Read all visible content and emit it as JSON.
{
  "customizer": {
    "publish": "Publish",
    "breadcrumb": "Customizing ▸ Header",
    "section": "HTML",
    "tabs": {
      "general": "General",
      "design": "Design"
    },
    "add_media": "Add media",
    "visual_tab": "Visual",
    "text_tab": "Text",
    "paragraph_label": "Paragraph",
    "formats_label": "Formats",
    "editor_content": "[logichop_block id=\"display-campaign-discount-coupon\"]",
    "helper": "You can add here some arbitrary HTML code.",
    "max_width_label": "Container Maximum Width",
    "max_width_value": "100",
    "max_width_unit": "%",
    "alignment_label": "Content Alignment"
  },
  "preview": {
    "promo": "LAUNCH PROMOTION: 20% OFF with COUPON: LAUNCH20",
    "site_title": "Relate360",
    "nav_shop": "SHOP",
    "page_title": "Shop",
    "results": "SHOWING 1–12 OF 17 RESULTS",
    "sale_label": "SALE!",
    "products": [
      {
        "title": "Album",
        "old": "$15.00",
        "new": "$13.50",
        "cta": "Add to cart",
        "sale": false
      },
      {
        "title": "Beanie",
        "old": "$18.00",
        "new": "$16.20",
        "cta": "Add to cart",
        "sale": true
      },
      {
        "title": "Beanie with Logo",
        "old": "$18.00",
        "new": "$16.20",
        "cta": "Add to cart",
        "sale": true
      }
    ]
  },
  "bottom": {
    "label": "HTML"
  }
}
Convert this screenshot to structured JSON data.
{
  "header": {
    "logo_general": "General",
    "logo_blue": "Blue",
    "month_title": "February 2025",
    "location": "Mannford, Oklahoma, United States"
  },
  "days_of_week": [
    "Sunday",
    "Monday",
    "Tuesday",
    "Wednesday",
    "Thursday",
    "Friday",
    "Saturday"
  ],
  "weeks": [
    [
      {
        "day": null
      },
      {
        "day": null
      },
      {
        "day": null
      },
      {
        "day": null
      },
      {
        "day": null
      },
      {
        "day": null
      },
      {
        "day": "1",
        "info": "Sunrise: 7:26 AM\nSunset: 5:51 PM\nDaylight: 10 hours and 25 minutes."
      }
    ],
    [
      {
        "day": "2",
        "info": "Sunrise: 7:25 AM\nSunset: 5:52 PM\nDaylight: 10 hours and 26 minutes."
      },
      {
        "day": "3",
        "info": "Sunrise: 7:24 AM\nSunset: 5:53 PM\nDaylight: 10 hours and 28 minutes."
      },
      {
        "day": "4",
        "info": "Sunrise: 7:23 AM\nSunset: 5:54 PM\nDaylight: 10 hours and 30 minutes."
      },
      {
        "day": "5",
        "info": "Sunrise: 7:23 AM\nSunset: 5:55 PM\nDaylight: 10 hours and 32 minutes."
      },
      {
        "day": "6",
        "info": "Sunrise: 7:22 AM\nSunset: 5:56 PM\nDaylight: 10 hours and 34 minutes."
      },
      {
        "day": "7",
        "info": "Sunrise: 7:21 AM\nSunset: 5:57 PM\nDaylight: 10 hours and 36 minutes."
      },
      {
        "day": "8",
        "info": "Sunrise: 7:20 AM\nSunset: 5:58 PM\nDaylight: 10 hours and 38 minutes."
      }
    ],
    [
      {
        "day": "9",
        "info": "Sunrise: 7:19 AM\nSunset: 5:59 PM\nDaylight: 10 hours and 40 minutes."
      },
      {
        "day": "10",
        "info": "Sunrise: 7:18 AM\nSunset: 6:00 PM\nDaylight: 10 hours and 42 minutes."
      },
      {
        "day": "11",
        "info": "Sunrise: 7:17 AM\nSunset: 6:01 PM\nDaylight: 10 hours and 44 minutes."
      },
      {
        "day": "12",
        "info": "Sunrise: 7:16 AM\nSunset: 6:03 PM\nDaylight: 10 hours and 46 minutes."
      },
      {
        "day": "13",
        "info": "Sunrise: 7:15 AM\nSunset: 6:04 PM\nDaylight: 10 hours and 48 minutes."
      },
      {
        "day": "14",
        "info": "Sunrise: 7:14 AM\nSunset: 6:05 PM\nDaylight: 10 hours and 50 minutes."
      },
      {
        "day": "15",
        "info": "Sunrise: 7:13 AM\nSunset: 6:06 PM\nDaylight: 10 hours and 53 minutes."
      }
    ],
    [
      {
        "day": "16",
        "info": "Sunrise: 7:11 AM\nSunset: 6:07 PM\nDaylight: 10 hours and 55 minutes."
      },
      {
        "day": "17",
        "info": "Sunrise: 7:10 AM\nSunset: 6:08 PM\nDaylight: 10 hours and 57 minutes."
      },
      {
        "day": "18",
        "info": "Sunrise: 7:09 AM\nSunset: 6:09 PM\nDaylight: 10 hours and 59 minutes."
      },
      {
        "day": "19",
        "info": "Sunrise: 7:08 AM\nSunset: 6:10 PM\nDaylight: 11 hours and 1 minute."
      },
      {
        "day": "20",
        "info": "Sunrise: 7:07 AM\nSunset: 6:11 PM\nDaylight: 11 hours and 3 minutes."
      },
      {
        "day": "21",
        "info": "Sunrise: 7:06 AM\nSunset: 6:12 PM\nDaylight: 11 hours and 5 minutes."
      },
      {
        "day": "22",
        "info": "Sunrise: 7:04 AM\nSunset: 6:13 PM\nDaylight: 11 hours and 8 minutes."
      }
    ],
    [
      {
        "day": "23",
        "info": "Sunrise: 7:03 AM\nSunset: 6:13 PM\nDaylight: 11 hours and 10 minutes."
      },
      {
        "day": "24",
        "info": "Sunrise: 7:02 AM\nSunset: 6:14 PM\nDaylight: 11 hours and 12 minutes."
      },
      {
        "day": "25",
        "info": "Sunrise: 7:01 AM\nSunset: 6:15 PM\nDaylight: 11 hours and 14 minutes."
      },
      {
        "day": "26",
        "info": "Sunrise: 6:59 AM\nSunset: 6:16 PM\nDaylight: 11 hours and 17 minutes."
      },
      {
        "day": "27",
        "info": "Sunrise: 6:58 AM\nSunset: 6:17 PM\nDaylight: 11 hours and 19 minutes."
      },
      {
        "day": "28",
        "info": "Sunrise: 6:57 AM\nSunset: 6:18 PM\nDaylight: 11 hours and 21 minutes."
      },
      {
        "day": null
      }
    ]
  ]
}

----------------

→ GOAL
Look for the word "HTML" in every line of the listing and copy the lines that have it.

→ THE RESPONSE
    "section": "HTML",
    "helper": "You can add here some arbitrary HTML code.",
    "label": "HTML"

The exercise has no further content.